What to work on:
Count how many lines below contain the word "solenoid", then give that number alone.
::: Task data :::
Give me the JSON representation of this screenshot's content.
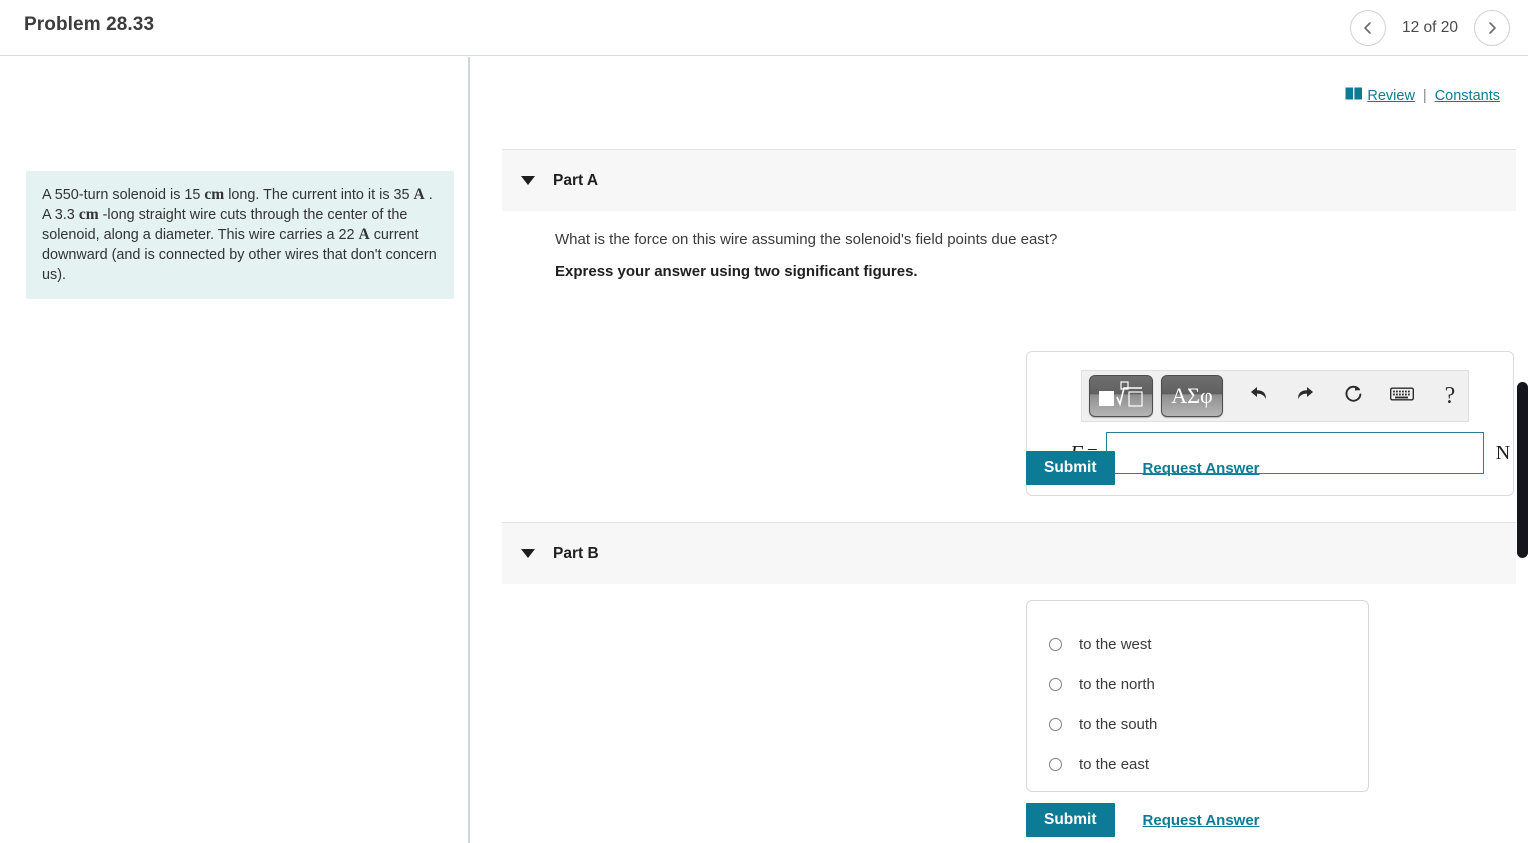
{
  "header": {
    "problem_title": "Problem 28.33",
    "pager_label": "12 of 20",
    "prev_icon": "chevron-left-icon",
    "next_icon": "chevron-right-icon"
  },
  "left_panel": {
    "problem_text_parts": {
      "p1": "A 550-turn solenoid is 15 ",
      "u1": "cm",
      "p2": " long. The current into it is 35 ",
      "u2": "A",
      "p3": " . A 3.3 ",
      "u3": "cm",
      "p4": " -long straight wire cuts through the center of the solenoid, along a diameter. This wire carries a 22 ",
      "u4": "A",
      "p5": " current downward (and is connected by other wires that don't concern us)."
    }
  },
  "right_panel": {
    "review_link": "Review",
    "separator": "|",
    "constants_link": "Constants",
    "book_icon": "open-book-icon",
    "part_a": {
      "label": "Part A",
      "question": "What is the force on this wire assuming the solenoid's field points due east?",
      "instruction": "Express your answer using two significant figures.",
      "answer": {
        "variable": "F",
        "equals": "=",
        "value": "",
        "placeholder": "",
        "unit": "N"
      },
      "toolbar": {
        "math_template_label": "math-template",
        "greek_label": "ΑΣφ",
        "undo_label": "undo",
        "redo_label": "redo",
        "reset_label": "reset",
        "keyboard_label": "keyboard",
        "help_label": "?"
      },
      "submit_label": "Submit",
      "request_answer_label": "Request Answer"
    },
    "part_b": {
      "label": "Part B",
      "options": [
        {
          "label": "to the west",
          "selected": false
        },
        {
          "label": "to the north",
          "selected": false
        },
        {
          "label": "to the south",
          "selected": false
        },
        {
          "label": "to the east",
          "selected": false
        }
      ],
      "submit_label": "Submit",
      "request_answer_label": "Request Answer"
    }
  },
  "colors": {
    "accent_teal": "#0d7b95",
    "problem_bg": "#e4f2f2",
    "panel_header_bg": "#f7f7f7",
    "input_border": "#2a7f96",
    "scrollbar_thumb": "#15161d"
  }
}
:::
Correct response:
3